(REQUIREMENTS)
Repeat the entire listing below verbatim, omitting the pictures.

>>>

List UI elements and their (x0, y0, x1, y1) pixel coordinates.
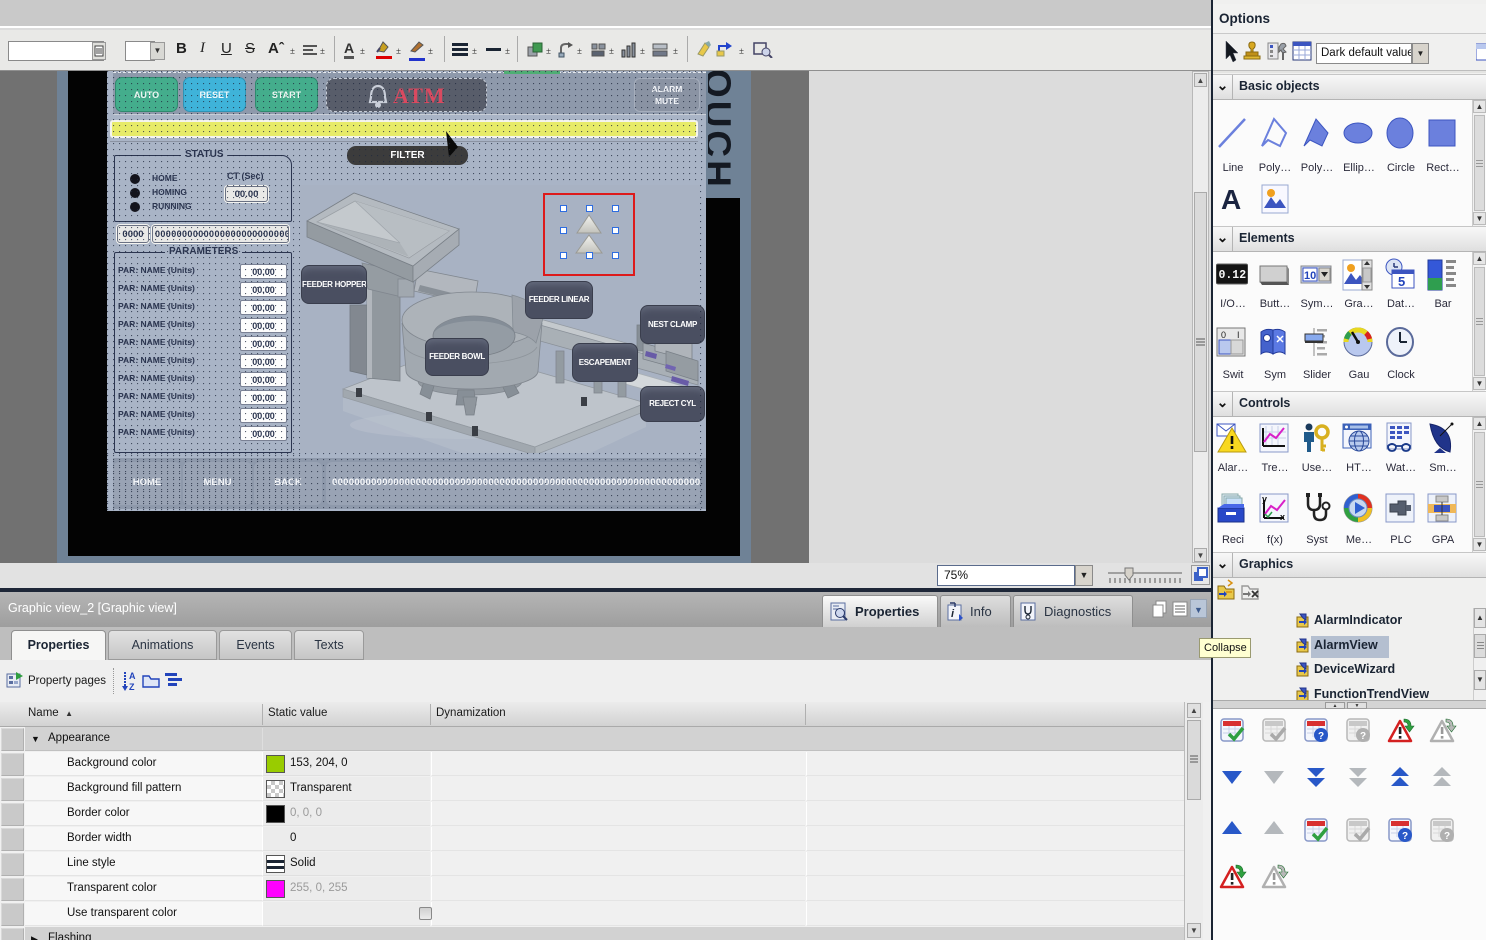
svg-text:0.12: 0.12 (1219, 269, 1247, 282)
svg-text:0: 0 (1221, 330, 1226, 340)
svg-text:Z: Z (129, 682, 135, 692)
svg-text:5: 5 (1398, 274, 1405, 289)
svg-text:I: I (1237, 330, 1240, 340)
svg-text:?: ? (1444, 831, 1450, 842)
svg-text:?: ? (1402, 831, 1408, 842)
svg-text:?: ? (1360, 731, 1366, 742)
svg-text:?: ? (1318, 731, 1324, 742)
svg-text:A: A (129, 671, 136, 681)
svg-text:10: 10 (1304, 270, 1316, 282)
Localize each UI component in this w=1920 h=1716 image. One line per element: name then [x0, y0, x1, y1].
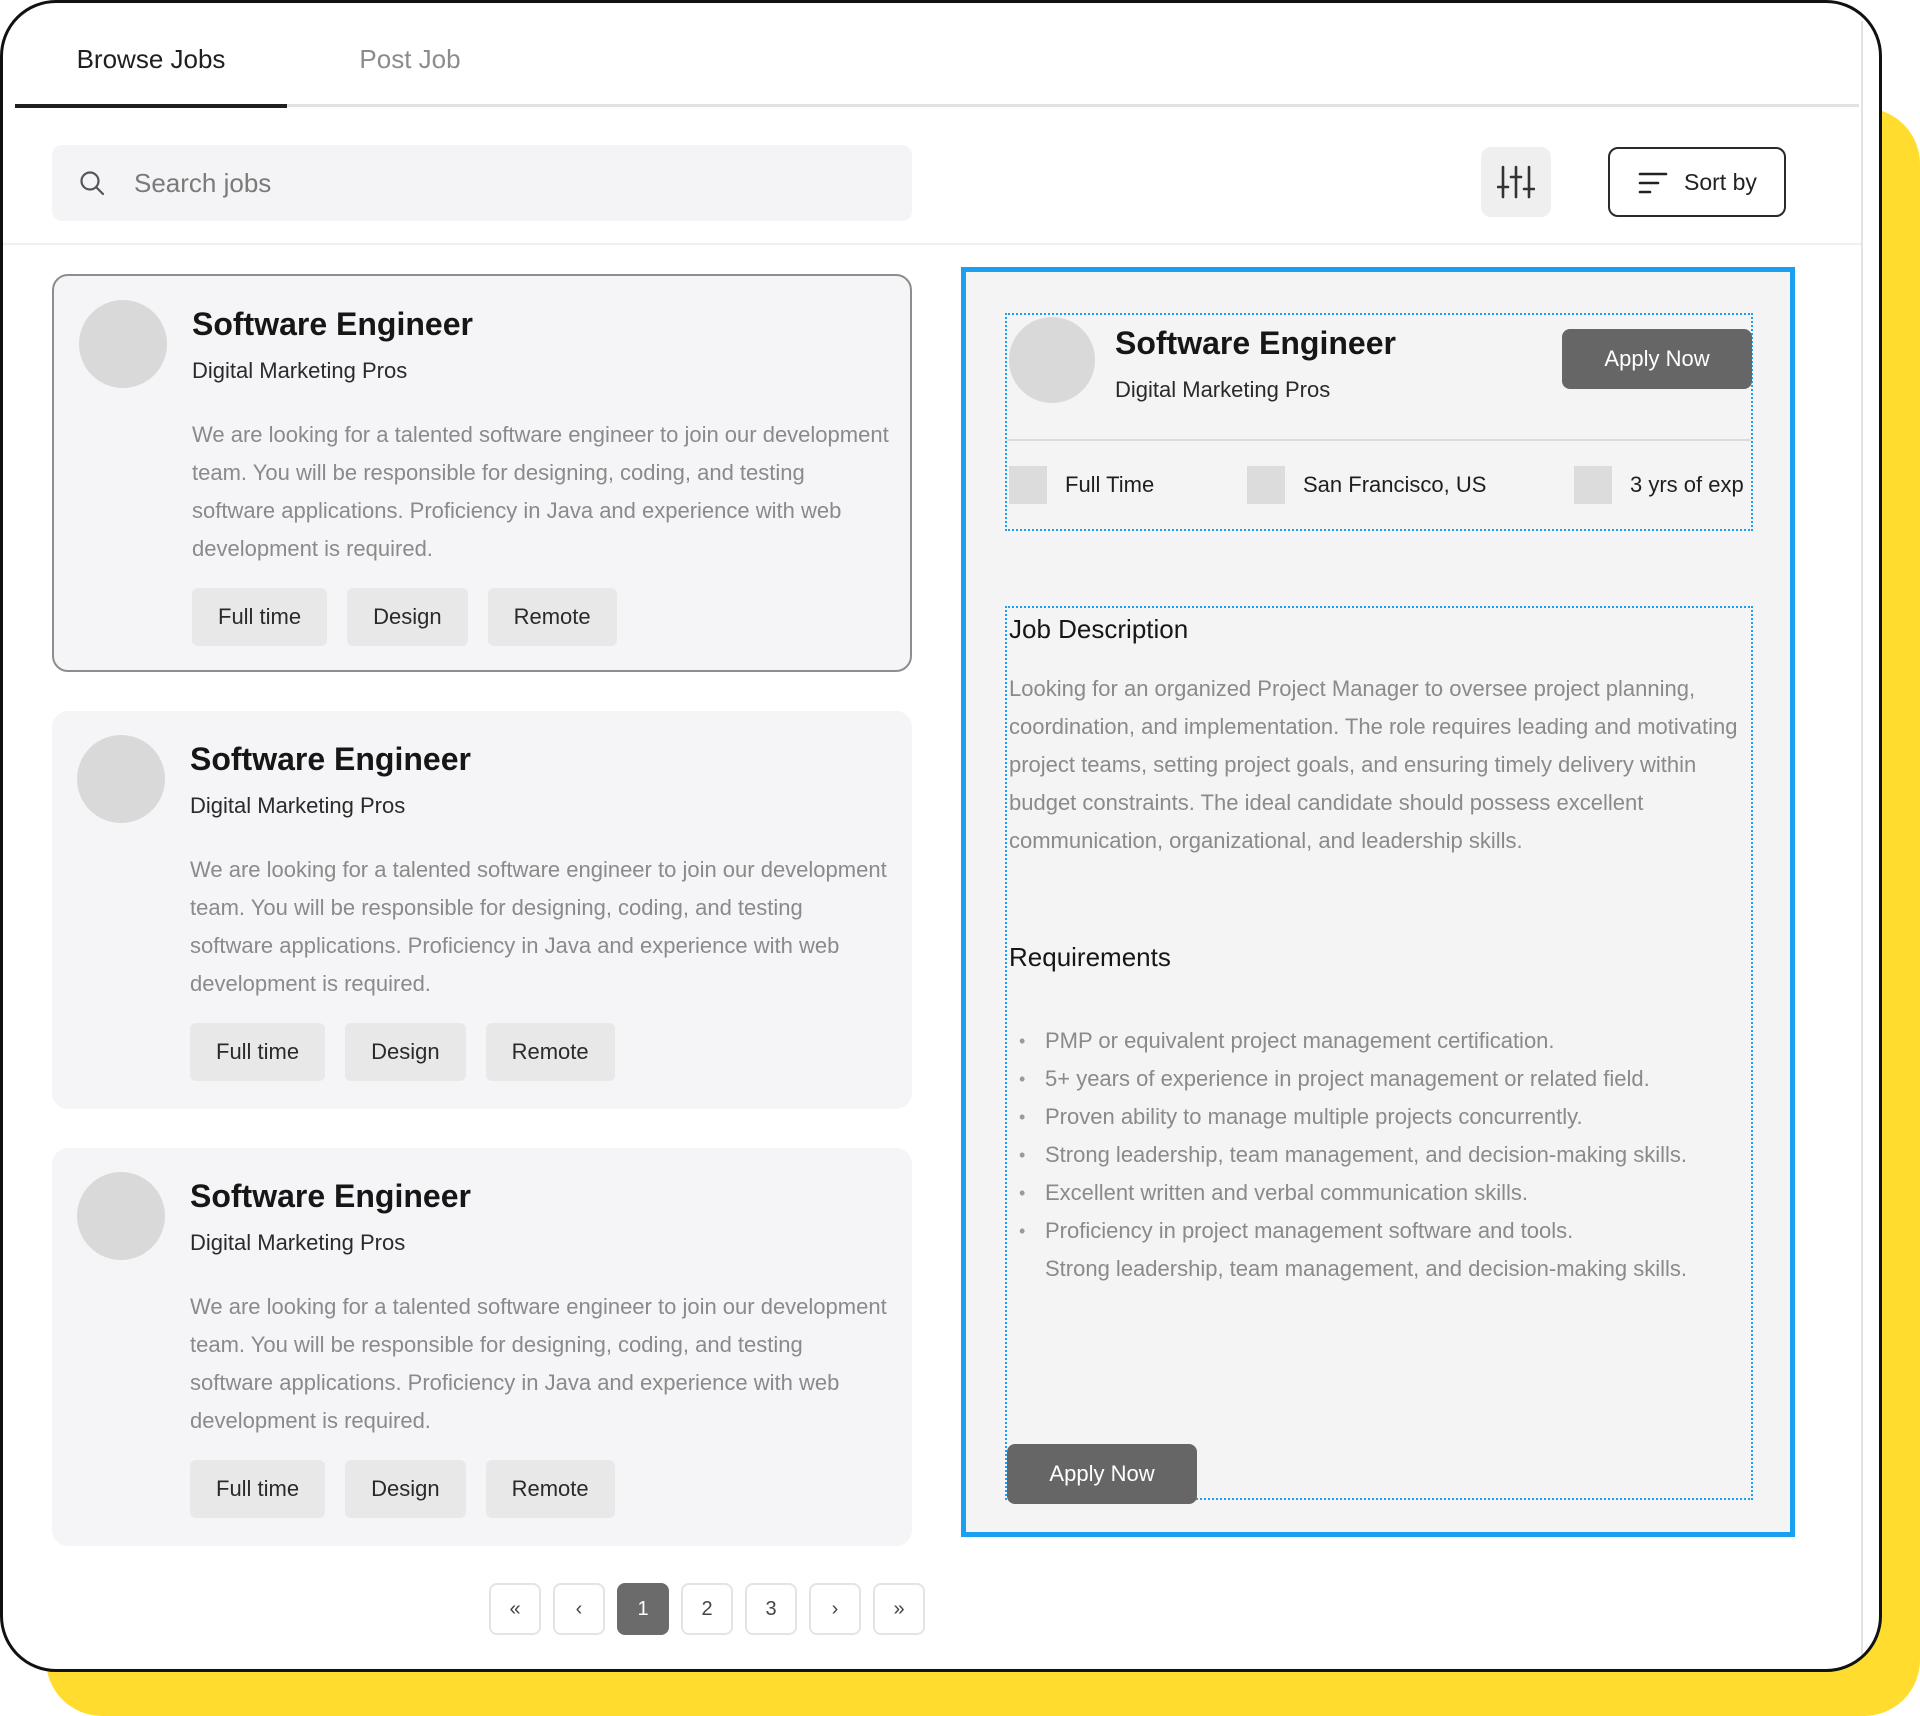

<<<

(CORRECT RESULT)
List UI elements and their (x0, y0, x1, y1) pixel coordinates.
svg-text:0.12: 0.12 (1219, 269, 1247, 282)
svg-text:0: 0 (1221, 330, 1226, 340)
svg-text:Z: Z (129, 682, 135, 692)
svg-text:5: 5 (1398, 274, 1405, 289)
svg-text:I: I (1237, 330, 1240, 340)
svg-text:?: ? (1444, 831, 1450, 842)
svg-text:?: ? (1402, 831, 1408, 842)
svg-text:?: ? (1360, 731, 1366, 742)
svg-text:?: ? (1318, 731, 1324, 742)
svg-text:A: A (129, 671, 136, 681)
svg-text:10: 10 (1304, 270, 1316, 282)
Localize each UI component in this w=1920 h=1716 image. One line per element: name then [x0, y0, x1, y1].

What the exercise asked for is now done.